(Collected data)

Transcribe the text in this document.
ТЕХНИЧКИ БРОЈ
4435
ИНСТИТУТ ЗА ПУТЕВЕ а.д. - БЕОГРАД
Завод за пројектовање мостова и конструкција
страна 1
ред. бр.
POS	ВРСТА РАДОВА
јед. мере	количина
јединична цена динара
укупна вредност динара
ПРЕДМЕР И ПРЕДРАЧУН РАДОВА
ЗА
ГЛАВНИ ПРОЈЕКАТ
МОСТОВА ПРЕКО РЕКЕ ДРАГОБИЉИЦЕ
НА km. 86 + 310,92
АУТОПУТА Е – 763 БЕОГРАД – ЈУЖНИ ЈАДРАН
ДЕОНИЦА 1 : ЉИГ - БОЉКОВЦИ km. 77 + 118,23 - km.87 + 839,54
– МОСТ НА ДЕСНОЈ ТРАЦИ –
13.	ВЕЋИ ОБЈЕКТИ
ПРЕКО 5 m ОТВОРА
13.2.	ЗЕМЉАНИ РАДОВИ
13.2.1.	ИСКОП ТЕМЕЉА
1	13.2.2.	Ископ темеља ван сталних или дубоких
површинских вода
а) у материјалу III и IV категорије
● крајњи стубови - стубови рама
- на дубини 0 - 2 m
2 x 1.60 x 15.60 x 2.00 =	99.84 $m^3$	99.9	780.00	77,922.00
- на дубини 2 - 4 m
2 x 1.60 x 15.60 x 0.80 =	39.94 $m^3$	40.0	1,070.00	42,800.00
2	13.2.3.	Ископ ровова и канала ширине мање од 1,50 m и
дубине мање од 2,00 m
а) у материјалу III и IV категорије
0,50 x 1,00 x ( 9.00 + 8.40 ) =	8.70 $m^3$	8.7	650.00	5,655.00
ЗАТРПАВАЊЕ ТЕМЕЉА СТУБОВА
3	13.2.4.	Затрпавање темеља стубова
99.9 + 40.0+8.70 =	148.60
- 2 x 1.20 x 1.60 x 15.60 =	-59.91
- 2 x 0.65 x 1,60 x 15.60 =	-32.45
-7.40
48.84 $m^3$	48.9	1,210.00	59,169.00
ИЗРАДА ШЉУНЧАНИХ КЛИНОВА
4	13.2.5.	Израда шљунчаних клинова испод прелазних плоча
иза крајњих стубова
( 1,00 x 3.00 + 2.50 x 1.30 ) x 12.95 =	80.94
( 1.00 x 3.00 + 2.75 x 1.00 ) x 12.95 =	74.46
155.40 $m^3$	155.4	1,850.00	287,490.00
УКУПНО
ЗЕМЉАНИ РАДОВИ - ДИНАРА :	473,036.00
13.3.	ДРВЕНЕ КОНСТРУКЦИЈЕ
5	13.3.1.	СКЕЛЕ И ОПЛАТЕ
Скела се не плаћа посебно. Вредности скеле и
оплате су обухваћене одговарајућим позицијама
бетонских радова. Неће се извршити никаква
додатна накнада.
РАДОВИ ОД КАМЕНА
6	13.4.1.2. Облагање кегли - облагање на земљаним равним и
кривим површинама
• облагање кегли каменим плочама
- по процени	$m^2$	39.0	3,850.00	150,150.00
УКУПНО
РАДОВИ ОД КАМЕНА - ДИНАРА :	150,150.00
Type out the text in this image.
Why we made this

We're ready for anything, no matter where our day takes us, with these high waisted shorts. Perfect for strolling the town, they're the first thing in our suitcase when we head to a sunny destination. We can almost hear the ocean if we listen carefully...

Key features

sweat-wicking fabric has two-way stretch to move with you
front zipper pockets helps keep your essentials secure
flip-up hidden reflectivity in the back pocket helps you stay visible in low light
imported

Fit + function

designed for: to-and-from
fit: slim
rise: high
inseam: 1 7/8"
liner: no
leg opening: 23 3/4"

◆ WORK INSTRUCTIONS ◆
Extract every line that has the string "облагање" in it.

◆ IN RESPONSE ◆
6	13.4.1.2. Облагање кегли - облагање на земљаним равним и
• облагање кегли каменим плочама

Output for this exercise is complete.